Copy all lines below exactly as written. Leave pictures out.

+++ Record extracts +++

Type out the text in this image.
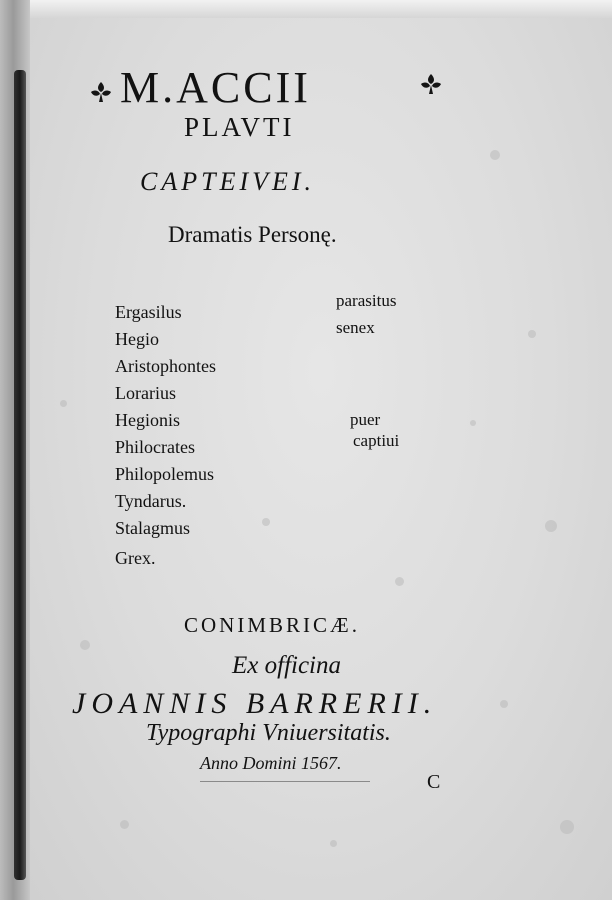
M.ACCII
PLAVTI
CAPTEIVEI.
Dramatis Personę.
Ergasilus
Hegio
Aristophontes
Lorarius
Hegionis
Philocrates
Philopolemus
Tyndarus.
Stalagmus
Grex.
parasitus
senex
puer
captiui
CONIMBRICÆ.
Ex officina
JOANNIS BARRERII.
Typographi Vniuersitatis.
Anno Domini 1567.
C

+++

_Exercise solution_
Type out the text in this image.
M.ACCII
PLAVTI
CAPTEIVEI.
Dramatis Personę.
Ergasilus
Hegio
Aristophontes
Lorarius
Hegionis
Philocrates
Philopolemus
Tyndarus.
Stalagmus
Grex.
parasitus
senex
puer
captiui
CONIMBRICÆ.
Ex officina
JOANNIS BARRERII.
Typographi Vniuersitatis.
Anno Domini 1567.
C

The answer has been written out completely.